▸ **Challenge**: Write out all of the data without omission, exactly as shown.

[begin Raw data]

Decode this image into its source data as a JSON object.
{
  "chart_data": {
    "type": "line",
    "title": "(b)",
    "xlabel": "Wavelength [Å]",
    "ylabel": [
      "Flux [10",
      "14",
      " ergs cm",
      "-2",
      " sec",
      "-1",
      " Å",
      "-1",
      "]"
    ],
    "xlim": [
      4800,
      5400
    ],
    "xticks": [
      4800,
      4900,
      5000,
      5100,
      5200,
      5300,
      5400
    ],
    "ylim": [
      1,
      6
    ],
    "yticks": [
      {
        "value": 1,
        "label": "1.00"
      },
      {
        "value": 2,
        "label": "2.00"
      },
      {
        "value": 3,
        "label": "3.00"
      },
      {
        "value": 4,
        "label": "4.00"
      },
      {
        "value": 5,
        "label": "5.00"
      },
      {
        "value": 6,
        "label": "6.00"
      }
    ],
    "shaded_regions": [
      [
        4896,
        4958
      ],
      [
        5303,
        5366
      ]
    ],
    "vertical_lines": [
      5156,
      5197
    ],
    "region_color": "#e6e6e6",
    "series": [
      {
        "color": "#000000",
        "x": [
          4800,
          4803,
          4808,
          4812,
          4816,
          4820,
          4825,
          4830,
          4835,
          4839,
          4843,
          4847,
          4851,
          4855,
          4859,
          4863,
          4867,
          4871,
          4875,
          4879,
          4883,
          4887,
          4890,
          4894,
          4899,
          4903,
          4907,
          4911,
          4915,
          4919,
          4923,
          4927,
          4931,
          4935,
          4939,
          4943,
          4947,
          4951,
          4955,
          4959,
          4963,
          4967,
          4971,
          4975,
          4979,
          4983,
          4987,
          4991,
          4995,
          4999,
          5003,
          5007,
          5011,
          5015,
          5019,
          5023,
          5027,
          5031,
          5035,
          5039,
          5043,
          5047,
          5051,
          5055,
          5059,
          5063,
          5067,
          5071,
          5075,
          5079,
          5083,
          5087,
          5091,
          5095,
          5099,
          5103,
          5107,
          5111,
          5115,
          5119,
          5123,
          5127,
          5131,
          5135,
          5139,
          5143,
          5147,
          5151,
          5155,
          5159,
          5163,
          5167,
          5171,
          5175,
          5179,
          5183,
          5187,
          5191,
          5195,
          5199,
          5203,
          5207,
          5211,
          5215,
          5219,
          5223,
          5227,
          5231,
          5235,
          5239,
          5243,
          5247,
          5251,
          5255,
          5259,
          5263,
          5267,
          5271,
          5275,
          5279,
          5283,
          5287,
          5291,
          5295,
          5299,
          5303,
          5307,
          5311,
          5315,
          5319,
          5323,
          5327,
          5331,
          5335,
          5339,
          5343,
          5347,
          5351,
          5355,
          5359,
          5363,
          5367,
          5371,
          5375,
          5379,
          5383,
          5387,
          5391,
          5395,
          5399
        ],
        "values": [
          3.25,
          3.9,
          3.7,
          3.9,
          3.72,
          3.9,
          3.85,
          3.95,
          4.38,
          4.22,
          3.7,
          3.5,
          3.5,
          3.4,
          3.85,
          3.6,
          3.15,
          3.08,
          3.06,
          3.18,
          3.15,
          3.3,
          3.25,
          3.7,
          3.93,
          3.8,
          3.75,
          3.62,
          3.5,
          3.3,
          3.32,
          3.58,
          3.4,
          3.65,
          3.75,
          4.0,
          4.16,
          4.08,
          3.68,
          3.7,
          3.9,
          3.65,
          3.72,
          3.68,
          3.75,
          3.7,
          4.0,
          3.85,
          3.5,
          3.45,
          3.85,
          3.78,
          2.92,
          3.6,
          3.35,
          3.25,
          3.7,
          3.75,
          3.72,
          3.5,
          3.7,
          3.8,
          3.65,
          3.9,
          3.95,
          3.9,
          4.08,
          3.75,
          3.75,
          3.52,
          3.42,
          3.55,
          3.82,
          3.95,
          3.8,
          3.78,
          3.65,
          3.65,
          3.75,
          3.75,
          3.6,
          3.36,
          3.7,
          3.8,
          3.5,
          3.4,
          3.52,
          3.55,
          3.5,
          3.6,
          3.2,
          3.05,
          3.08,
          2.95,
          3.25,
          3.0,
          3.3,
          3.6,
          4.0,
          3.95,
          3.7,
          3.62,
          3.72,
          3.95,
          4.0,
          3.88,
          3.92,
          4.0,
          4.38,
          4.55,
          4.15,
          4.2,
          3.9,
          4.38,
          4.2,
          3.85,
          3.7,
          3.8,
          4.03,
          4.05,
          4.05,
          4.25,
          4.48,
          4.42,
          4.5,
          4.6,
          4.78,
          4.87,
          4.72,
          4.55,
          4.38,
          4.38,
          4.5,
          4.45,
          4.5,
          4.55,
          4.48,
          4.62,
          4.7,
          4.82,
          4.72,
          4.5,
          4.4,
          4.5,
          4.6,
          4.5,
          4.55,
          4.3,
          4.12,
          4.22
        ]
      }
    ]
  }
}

[end Raw data]

▸ **Solution for this problem**:
Decode this image into its source data as a JSON object.
{
  "chart_data": {
    "type": "line",
    "title": "(b)",
    "xlabel": "Wavelength [Å]",
    "ylabel": [
      "Flux [10",
      "14",
      " ergs cm",
      "-2",
      " sec",
      "-1",
      " Å",
      "-1",
      "]"
    ],
    "xlim": [
      4800,
      5400
    ],
    "xticks": [
      4800,
      4900,
      5000,
      5100,
      5200,
      5300,
      5400
    ],
    "ylim": [
      1,
      6
    ],
    "yticks": [
      {
        "value": 1,
        "label": "1.00"
      },
      {
        "value": 2,
        "label": "2.00"
      },
      {
        "value": 3,
        "label": "3.00"
      },
      {
        "value": 4,
        "label": "4.00"
      },
      {
        "value": 5,
        "label": "5.00"
      },
      {
        "value": 6,
        "label": "6.00"
      }
    ],
    "shaded_regions": [
      [
        4896,
        4958
      ],
      [
        5303,
        5366
      ]
    ],
    "vertical_lines": [
      5156,
      5197
    ],
    "region_color": "#e6e6e6",
    "series": [
      {
        "color": "#000000",
        "x": [
          4800,
          4803,
          4808,
          4812,
          4816,
          4820,
          4825,
          4830,
          4835,
          4839,
          4843,
          4847,
          4851,
          4855,
          4859,
          4863,
          4867,
          4871,
          4875,
          4879,
          4883,
          4887,
          4890,
          4894,
          4899,
          4903,
          4907,
          4911,
          4915,
          4919,
          4923,
          4927,
          4931,
          4935,
          4939,
          4943,
          4947,
          4951,
          4955,
          4959,
          4963,
          4967,
          4971,
          4975,
          4979,
          4983,
          4987,
          4991,
          4995,
          4999,
          5003,
          5007,
          5011,
          5015,
          5019,
          5023,
          5027,
          5031,
          5035,
          5039,
          5043,
          5047,
          5051,
          5055,
          5059,
          5063,
          5067,
          5071,
          5075,
          5079,
          5083,
          5087,
          5091,
          5095,
          5099,
          5103,
          5107,
          5111,
          5115,
          5119,
          5123,
          5127,
          5131,
          5135,
          5139,
          5143,
          5147,
          5151,
          5155,
          5159,
          5163,
          5167,
          5171,
          5175,
          5179,
          5183,
          5187,
          5191,
          5195,
          5199,
          5203,
          5207,
          5211,
          5215,
          5219,
          5223,
          5227,
          5231,
          5235,
          5239,
          5243,
          5247,
          5251,
          5255,
          5259,
          5263,
          5267,
          5271,
          5275,
          5279,
          5283,
          5287,
          5291,
          5295,
          5299,
          5303,
          5307,
          5311,
          5315,
          5319,
          5323,
          5327,
          5331,
          5335,
          5339,
          5343,
          5347,
          5351,
          5355,
          5359,
          5363,
          5367,
          5371,
          5375,
          5379,
          5383,
          5387,
          5391,
          5395,
          5399
        ],
        "values": [
          3.25,
          3.9,
          3.7,
          3.9,
          3.72,
          3.9,
          3.85,
          3.95,
          4.38,
          4.22,
          3.7,
          3.5,
          3.5,
          3.4,
          3.85,
          3.6,
          3.15,
          3.08,
          3.06,
          3.18,
          3.15,
          3.3,
          3.25,
          3.7,
          3.93,
          3.8,
          3.75,
          3.62,
          3.5,
          3.3,
          3.32,
          3.58,
          3.4,
          3.65,
          3.75,
          4.0,
          4.16,
          4.08,
          3.68,
          3.7,
          3.9,
          3.65,
          3.72,
          3.68,
          3.75,
          3.7,
          4.0,
          3.85,
          3.5,
          3.45,
          3.85,
          3.78,
          2.92,
          3.6,
          3.35,
          3.25,
          3.7,
          3.75,
          3.72,
          3.5,
          3.7,
          3.8,
          3.65,
          3.9,
          3.95,
          3.9,
          4.08,
          3.75,
          3.75,
          3.52,
          3.42,
          3.55,
          3.82,
          3.95,
          3.8,
          3.78,
          3.65,
          3.65,
          3.75,
          3.75,
          3.6,
          3.36,
          3.7,
          3.8,
          3.5,
          3.4,
          3.52,
          3.55,
          3.5,
          3.6,
          3.2,
          3.05,
          3.08,
          2.95,
          3.25,
          3.0,
          3.3,
          3.6,
          4.0,
          3.95,
          3.7,
          3.62,
          3.72,
          3.95,
          4.0,
          3.88,
          3.92,
          4.0,
          4.38,
          4.55,
          4.15,
          4.2,
          3.9,
          4.38,
          4.2,
          3.85,
          3.7,
          3.8,
          4.03,
          4.05,
          4.05,
          4.25,
          4.48,
          4.42,
          4.5,
          4.6,
          4.78,
          4.87,
          4.72,
          4.55,
          4.38,
          4.38,
          4.5,
          4.45,
          4.5,
          4.55,
          4.48,
          4.62,
          4.7,
          4.82,
          4.72,
          4.5,
          4.4,
          4.5,
          4.6,
          4.5,
          4.55,
          4.3,
          4.12,
          4.22
        ]
      }
    ]
  }
}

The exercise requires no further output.